#### Extracted data ####

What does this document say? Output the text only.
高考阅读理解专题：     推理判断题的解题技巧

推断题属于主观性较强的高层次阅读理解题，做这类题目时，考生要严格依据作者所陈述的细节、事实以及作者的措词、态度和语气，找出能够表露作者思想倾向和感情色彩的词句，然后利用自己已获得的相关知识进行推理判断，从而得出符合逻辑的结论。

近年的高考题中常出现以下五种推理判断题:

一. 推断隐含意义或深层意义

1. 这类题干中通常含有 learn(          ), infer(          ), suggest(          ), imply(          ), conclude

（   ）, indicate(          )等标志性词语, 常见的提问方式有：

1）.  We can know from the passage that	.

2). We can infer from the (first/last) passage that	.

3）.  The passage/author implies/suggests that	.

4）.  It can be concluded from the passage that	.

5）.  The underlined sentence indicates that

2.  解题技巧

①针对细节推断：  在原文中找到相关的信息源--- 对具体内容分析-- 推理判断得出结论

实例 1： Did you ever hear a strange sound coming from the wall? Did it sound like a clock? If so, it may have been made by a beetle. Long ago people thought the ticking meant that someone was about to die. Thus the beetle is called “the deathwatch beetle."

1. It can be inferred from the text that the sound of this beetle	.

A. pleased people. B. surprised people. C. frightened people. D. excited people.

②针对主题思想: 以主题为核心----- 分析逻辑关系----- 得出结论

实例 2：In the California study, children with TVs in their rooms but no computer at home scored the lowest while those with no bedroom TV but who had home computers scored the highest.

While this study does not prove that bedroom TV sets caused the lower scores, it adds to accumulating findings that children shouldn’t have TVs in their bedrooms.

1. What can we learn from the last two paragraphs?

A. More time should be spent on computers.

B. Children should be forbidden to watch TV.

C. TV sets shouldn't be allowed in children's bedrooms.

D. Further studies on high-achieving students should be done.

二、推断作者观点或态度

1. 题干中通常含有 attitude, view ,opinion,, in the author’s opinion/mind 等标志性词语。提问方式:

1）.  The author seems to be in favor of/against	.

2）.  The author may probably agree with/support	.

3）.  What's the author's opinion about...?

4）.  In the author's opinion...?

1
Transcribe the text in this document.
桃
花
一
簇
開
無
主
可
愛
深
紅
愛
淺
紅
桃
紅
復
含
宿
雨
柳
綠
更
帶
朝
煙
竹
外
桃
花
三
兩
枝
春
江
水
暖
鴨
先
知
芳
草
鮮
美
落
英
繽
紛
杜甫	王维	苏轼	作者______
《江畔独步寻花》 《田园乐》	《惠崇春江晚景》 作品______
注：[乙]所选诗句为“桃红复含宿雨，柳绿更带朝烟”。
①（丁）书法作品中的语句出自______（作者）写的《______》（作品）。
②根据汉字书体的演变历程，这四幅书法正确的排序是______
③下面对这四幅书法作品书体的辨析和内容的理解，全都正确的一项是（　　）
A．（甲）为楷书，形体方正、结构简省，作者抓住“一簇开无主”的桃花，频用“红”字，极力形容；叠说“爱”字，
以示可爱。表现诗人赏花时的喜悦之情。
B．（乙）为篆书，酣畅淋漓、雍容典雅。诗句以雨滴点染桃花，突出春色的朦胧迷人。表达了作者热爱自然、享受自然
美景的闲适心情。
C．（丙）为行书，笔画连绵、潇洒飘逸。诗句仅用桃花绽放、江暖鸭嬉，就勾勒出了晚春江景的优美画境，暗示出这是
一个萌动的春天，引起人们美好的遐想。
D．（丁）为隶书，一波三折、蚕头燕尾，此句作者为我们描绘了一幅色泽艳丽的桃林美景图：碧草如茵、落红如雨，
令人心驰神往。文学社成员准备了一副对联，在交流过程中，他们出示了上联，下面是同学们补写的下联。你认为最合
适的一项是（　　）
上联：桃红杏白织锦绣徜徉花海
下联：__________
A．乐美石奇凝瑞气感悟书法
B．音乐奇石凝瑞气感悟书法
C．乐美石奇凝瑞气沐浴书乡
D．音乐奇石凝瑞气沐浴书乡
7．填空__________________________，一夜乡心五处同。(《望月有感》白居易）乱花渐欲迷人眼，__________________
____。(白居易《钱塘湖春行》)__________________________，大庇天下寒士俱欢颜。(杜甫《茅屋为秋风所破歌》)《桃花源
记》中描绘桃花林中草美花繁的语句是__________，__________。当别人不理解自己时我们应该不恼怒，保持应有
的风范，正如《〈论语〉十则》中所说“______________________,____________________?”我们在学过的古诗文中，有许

####

_Exercise instructions_
Scan the material above for the word "text". Copy each line where it occurs.

_Answer to the task_
What does this document say? Output the text only.
1. It can be inferred from the text that the sound of this beetle	.
Transcribe the text in this document.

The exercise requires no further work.